[Start Dataset records]
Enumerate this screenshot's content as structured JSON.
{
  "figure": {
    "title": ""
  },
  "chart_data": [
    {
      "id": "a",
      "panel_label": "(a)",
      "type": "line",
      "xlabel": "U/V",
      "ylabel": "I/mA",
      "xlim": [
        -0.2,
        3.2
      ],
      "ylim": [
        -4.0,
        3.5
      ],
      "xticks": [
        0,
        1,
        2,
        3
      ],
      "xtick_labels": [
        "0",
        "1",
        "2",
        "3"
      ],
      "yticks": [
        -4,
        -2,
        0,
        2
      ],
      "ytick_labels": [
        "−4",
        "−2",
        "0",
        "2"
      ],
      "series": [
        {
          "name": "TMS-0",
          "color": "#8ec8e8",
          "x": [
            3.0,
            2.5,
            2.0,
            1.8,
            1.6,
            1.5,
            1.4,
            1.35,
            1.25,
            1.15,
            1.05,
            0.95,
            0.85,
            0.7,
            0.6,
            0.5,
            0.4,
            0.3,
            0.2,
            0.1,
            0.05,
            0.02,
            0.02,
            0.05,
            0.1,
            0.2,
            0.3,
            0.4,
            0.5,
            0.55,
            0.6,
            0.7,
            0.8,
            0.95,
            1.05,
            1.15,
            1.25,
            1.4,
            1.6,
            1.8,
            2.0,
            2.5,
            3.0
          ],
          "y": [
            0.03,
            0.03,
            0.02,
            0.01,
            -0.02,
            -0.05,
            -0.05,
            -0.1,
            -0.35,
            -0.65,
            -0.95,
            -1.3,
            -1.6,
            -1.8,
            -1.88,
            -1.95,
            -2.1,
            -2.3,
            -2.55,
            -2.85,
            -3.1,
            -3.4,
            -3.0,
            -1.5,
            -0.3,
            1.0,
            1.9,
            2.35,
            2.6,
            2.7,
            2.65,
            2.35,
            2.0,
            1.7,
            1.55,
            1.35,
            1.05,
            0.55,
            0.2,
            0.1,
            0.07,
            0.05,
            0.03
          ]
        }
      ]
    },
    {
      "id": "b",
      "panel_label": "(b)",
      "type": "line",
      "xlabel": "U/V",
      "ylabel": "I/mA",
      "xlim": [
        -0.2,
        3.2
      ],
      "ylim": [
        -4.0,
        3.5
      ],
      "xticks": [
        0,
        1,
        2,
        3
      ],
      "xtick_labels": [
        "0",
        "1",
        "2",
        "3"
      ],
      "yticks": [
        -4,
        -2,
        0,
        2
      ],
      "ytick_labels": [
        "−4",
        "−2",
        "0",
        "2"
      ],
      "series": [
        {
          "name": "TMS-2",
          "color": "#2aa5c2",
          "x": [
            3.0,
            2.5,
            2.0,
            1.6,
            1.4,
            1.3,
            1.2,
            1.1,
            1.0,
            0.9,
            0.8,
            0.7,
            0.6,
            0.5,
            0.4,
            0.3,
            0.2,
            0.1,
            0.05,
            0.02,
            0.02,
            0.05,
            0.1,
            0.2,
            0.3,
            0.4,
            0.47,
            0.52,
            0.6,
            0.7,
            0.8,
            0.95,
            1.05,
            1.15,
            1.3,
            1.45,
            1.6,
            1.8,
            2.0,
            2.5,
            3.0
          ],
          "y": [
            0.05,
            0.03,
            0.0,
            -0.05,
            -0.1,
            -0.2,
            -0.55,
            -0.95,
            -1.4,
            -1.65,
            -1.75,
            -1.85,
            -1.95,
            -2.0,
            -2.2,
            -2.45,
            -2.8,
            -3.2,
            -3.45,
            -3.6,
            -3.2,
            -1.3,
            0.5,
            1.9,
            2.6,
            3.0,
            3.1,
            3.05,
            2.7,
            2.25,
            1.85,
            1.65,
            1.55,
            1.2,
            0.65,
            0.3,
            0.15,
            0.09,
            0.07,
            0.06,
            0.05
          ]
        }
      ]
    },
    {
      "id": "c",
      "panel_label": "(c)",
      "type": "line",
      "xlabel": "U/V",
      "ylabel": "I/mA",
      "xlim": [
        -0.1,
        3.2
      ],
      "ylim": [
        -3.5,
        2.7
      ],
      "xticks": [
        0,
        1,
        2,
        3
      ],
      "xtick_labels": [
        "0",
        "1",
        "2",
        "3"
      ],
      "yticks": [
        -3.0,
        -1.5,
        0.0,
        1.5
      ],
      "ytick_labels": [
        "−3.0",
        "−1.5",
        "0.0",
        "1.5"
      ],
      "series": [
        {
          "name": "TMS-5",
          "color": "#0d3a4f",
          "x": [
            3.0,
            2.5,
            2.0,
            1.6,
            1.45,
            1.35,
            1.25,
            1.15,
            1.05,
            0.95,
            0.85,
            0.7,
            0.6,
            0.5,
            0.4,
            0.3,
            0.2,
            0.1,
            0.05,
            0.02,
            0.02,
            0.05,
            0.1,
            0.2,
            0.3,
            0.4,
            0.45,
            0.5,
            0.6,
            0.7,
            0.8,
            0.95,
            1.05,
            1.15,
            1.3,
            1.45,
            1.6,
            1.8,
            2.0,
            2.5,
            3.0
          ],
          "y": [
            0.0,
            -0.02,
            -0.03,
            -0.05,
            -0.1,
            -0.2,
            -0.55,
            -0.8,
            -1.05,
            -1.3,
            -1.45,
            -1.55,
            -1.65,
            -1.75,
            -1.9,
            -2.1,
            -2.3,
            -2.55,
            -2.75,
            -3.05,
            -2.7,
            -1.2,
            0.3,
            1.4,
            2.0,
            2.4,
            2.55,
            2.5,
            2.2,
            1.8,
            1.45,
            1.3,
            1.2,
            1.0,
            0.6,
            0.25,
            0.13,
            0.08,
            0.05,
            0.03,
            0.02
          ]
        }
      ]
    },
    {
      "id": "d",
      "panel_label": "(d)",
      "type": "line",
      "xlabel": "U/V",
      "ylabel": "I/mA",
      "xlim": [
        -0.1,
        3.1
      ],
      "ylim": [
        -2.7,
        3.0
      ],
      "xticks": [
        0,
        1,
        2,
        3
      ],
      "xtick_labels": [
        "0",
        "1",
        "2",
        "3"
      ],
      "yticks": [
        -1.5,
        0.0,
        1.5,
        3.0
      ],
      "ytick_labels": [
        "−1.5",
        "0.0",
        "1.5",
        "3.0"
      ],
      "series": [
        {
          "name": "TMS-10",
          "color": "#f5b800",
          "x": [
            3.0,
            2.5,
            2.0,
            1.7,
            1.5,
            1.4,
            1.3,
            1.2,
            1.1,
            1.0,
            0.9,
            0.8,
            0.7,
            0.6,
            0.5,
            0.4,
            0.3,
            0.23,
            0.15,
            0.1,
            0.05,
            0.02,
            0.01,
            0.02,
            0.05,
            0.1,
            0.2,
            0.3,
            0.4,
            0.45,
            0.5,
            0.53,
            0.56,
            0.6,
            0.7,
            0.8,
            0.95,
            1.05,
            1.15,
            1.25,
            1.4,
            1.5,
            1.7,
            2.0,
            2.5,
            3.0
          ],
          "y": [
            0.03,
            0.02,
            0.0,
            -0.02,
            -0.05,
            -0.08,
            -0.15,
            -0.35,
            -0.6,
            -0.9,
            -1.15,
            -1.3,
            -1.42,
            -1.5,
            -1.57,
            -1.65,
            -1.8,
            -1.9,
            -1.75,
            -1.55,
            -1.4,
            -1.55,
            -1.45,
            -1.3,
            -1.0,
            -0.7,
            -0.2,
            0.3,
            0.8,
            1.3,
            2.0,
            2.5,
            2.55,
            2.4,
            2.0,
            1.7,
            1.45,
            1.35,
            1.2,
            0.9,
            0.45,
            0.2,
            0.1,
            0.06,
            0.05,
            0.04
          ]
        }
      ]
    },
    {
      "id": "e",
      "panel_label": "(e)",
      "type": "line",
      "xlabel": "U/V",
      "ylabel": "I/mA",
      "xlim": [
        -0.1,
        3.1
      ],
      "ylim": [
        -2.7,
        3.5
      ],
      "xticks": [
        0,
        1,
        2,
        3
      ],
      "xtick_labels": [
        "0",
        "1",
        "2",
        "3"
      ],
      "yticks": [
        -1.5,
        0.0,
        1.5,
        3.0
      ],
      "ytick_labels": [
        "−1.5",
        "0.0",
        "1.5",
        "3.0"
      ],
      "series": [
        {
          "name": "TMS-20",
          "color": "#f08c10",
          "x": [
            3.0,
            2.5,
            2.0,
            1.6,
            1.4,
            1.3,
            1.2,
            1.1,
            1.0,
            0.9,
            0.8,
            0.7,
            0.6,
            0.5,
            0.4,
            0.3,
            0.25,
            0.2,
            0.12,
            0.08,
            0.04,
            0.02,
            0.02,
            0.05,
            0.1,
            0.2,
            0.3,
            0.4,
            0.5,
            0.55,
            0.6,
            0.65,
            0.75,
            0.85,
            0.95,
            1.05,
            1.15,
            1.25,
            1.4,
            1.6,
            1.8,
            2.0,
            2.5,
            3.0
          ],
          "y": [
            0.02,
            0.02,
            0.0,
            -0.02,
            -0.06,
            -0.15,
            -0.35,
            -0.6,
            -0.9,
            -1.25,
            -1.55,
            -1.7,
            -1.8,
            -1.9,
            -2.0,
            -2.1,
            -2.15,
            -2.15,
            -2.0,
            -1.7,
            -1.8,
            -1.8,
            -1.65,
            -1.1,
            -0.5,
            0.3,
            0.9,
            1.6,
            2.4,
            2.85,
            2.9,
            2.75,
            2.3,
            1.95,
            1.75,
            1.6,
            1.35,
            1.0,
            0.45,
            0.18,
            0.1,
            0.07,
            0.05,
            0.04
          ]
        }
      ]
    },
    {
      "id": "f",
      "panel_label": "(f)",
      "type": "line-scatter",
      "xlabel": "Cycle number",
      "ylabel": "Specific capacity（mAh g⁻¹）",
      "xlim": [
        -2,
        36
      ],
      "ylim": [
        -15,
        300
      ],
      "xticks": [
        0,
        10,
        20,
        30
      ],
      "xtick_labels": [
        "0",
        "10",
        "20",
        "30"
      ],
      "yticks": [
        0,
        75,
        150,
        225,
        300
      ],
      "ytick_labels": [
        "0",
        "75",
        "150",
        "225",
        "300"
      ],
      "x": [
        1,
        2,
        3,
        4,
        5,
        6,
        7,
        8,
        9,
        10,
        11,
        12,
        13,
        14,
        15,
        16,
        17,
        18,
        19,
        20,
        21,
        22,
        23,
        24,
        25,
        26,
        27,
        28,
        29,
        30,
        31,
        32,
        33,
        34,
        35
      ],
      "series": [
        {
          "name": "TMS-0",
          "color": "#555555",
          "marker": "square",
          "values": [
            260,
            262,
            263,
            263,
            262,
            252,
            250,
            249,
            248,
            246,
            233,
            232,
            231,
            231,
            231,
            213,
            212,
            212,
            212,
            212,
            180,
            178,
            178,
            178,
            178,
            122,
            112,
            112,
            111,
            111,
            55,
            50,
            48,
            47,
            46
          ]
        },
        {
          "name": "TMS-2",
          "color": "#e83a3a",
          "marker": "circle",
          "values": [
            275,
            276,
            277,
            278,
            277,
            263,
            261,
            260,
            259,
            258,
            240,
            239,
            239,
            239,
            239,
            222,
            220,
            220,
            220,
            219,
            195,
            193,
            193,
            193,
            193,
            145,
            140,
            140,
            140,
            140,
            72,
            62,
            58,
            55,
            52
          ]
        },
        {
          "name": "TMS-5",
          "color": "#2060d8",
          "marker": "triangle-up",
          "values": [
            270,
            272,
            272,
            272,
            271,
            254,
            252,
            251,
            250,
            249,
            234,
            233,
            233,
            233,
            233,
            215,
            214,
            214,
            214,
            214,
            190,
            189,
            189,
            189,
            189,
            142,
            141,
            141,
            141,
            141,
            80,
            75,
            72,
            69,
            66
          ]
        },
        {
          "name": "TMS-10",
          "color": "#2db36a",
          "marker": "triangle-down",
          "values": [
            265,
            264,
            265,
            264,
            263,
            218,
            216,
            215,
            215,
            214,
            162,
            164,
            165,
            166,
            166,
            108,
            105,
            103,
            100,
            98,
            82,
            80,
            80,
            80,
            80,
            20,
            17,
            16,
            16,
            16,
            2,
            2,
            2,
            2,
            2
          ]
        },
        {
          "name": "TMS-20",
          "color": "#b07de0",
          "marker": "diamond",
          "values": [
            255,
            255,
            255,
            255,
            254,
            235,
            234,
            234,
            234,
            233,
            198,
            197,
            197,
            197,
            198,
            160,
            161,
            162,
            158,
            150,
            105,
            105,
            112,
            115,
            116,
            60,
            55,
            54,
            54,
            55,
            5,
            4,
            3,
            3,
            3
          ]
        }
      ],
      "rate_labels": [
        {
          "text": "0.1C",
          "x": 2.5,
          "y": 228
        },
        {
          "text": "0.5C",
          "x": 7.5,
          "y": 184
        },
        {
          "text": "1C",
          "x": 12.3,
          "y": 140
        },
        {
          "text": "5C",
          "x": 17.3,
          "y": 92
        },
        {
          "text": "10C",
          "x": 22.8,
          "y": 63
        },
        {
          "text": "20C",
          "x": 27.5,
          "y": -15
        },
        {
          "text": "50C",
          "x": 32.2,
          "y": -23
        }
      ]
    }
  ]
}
[End Dataset records]
### Objective
How many of the listing's lines contain "text"? Respond with a single number and nothing else.

### Solved problem
7